**WHAT THIS TASK INVOLVES**
Scan the lines below for the string "свиней" and copy every one that has it.

Data entries:
* start *

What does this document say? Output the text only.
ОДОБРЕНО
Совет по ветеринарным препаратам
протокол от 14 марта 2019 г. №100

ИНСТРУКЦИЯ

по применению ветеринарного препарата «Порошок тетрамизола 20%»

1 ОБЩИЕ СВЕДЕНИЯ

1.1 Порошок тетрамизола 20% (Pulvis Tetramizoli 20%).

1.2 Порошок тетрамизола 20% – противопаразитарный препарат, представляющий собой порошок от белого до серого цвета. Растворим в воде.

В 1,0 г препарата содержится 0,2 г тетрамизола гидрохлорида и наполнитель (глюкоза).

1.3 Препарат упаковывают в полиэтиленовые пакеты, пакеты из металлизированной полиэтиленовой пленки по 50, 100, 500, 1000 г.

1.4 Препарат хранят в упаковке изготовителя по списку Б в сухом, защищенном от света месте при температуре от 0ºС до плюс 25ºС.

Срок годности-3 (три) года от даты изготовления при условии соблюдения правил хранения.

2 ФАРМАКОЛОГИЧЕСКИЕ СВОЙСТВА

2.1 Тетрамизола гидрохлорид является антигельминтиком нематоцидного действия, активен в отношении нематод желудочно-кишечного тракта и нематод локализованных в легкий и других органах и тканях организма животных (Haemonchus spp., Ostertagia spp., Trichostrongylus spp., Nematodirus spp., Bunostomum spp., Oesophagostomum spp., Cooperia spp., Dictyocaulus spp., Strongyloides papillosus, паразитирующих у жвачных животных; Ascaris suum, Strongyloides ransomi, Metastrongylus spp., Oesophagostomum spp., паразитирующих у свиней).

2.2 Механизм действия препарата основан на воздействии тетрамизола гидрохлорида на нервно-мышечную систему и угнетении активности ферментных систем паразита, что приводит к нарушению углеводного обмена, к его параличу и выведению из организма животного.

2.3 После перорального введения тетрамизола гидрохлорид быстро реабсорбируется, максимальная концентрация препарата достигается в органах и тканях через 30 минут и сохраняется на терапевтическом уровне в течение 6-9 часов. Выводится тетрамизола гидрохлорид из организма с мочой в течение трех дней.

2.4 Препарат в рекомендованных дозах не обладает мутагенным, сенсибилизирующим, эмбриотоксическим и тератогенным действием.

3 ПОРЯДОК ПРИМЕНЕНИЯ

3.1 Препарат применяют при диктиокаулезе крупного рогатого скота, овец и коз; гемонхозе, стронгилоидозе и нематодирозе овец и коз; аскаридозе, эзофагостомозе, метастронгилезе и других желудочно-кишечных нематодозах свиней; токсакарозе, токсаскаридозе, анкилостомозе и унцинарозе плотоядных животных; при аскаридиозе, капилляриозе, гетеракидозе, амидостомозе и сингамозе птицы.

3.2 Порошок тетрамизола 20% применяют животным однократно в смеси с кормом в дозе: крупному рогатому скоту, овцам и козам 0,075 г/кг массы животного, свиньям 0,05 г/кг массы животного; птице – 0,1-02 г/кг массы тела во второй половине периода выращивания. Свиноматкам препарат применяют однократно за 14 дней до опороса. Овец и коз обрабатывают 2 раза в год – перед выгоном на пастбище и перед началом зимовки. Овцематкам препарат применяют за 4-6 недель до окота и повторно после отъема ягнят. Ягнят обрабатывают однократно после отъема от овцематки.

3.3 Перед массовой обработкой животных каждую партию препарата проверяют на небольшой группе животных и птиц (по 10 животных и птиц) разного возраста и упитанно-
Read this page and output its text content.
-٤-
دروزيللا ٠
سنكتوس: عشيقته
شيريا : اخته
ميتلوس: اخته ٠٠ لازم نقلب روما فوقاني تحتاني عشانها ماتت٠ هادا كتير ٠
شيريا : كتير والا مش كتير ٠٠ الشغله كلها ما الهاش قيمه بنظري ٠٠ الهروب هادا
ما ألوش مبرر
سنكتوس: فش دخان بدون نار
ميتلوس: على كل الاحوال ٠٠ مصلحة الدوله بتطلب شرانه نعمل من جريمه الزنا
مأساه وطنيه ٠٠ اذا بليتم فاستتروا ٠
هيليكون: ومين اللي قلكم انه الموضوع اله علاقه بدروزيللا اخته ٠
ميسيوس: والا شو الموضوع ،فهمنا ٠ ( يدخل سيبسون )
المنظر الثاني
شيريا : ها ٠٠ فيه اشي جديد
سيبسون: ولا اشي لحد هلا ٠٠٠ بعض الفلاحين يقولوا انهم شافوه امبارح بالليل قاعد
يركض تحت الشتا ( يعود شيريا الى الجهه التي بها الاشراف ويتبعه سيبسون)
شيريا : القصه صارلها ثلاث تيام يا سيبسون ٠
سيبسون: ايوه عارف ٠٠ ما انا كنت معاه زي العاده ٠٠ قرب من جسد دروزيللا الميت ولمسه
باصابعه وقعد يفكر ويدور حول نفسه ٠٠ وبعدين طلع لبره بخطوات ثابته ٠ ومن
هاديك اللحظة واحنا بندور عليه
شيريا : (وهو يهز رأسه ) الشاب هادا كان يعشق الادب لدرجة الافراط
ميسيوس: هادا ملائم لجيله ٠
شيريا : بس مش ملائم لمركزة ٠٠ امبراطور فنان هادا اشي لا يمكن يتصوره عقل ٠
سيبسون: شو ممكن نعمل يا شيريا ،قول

* end *

**COMPLETE ANSWER**
2.1 Тетрамизола гидрохлорид является антигельминтиком нематоцидного действия, активен в отношении нематод желудочно-кишечного тракта и нематод локализованных в легкий и других органах и тканях организма животных (Haemonchus spp., Ostertagia spp., Trichostrongylus spp., Nematodirus spp., Bunostomum spp., Oesophagostomum spp., Cooperia spp., Dictyocaulus spp., Strongyloides papillosus, паразитирующих у жвачных животных; Ascaris suum, Strongyloides ransomi, Metastrongylus spp., Oesophagostomum spp., паразитирующих у свиней).
3.1 Препарат применяют при диктиокаулезе крупного рогатого скота, овец и коз; гемонхозе, стронгилоидозе и нематодирозе овец и коз; аскаридозе, эзофагостомозе, метастронгилезе и других желудочно-кишечных нематодозах свиней; токсакарозе, токсаскаридозе, анкилостомозе и унцинарозе плотоядных животных; при аскаридиозе, капилляриозе, гетеракидозе, амидостомозе и сингамозе птицы.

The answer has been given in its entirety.